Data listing
┌──
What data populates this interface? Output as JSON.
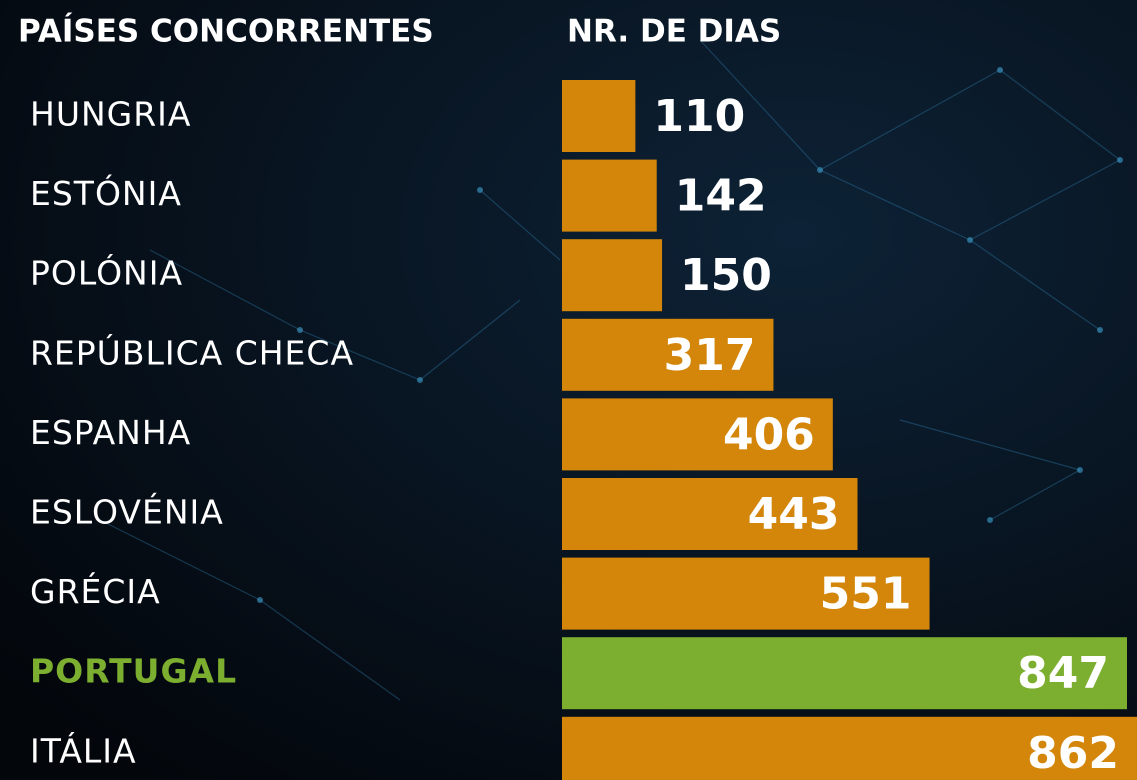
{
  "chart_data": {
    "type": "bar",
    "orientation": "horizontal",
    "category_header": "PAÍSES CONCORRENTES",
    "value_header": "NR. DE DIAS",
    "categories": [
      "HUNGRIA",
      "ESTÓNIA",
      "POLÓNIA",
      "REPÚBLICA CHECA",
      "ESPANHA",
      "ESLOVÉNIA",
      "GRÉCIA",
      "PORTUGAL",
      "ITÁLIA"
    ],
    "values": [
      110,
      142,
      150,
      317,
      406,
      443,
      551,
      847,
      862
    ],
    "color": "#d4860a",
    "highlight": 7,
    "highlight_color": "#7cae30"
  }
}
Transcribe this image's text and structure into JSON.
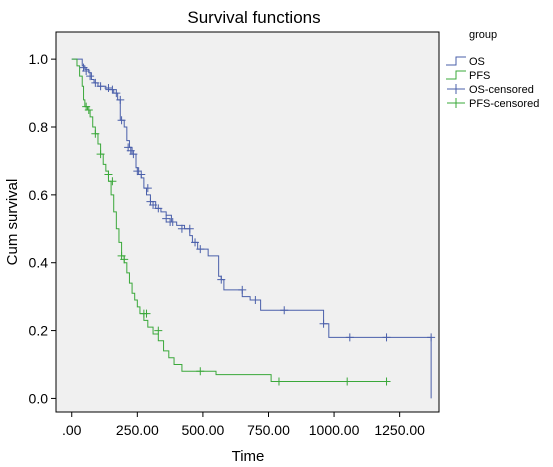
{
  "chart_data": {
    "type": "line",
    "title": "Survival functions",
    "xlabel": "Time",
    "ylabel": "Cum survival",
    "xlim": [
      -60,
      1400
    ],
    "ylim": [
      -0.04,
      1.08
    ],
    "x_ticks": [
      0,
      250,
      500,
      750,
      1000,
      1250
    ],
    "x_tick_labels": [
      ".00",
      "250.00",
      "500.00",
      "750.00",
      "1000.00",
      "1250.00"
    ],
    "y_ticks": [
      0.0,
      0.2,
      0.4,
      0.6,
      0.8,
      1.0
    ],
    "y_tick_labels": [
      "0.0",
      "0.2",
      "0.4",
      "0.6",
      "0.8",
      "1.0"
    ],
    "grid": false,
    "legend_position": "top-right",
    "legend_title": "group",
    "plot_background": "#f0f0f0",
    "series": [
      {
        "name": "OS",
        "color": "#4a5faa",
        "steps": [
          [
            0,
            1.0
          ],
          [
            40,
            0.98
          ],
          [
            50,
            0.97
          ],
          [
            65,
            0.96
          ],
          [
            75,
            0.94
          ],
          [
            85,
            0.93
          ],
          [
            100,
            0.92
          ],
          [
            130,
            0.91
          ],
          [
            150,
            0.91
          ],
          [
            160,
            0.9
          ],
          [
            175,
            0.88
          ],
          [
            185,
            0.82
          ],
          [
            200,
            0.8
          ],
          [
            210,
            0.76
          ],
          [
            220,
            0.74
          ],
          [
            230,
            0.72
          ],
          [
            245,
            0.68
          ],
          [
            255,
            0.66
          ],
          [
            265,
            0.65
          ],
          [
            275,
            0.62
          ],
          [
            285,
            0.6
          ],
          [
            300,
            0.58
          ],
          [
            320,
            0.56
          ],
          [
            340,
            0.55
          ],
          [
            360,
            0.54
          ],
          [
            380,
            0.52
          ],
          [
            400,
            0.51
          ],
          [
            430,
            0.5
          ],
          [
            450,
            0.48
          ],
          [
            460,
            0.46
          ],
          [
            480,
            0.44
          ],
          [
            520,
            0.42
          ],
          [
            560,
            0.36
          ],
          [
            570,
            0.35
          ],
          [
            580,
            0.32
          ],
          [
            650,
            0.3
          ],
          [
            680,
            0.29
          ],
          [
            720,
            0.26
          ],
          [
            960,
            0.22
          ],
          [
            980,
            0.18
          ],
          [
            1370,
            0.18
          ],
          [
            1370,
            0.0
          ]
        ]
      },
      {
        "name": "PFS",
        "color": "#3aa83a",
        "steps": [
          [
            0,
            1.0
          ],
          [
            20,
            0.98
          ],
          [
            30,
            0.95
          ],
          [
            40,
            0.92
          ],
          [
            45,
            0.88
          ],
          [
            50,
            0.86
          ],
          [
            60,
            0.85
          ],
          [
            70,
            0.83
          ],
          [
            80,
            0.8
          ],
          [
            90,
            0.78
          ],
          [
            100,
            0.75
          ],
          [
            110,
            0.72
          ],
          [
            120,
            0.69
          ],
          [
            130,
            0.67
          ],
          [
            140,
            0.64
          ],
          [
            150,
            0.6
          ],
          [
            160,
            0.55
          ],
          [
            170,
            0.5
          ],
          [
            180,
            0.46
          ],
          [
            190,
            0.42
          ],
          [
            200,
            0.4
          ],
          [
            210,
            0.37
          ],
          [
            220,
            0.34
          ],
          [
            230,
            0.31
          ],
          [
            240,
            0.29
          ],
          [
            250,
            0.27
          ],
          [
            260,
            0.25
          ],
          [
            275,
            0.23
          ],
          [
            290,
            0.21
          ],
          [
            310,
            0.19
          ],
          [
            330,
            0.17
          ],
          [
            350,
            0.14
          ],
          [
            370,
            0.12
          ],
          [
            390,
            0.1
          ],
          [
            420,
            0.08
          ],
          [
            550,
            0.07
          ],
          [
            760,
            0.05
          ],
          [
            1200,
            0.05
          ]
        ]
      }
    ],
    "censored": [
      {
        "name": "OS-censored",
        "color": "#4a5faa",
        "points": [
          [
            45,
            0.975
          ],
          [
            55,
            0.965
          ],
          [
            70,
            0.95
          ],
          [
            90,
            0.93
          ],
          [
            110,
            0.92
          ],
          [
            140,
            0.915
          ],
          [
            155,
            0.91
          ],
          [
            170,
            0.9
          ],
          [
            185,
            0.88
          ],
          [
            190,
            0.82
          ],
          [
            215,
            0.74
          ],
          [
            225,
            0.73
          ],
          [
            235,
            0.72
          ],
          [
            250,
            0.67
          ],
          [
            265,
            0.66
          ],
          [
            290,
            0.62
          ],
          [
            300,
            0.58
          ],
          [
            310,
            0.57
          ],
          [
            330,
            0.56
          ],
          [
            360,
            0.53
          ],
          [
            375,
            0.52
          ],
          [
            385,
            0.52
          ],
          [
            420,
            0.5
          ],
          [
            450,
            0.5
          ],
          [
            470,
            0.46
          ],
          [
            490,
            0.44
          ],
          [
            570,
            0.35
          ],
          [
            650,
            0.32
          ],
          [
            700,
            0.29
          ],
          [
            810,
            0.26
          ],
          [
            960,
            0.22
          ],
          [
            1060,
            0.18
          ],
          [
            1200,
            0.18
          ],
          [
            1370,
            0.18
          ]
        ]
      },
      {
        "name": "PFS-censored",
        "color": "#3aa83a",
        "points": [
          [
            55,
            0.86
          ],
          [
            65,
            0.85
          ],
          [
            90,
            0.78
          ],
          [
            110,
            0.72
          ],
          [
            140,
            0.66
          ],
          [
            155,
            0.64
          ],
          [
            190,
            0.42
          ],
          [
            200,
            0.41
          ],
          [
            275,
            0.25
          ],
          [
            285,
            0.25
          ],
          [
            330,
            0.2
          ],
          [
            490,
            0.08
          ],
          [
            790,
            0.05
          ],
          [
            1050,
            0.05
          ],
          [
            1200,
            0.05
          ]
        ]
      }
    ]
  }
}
└──
┌──
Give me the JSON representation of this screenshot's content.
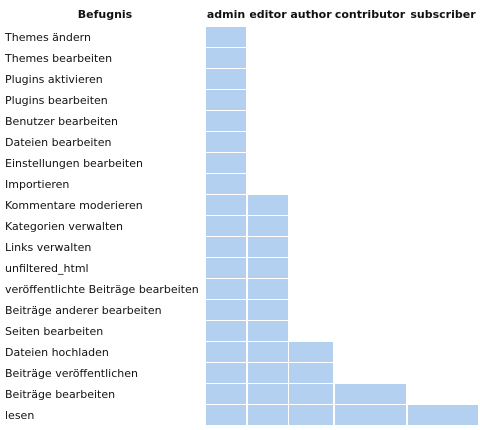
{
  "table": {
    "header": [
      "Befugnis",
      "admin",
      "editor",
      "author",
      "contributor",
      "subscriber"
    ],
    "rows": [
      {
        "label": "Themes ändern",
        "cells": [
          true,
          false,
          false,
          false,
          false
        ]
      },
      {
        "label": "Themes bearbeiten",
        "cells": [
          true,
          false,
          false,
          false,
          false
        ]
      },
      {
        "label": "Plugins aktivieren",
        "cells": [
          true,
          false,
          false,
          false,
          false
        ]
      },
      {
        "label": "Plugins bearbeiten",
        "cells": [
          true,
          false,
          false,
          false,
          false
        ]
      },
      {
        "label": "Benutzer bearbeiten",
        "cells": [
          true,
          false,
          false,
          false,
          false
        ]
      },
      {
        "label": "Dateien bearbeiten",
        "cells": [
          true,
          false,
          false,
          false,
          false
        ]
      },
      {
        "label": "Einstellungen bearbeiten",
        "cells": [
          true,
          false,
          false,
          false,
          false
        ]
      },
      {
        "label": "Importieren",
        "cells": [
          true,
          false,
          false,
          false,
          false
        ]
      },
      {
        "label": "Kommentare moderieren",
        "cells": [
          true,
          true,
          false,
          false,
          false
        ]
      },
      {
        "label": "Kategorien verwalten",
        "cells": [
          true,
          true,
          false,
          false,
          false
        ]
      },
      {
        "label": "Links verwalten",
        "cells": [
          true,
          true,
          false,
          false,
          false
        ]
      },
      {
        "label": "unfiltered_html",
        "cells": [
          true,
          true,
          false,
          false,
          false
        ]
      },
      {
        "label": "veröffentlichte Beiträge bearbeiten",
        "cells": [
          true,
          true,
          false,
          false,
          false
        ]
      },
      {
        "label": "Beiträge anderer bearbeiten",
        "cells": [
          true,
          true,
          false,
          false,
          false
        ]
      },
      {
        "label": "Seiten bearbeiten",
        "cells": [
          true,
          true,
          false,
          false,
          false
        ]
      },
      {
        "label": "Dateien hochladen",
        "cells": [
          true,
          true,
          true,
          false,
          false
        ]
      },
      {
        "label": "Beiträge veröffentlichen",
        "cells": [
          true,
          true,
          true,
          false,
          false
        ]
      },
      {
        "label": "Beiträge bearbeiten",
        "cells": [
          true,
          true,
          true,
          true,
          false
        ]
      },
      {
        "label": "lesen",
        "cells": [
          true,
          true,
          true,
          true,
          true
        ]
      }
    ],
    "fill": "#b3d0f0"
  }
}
└──
- [Problem to solve]
Gather each line in the data that holds the string "censored".

- [Reply]
    "censored": [
        "name": "OS-censored",
        "name": "PFS-censored",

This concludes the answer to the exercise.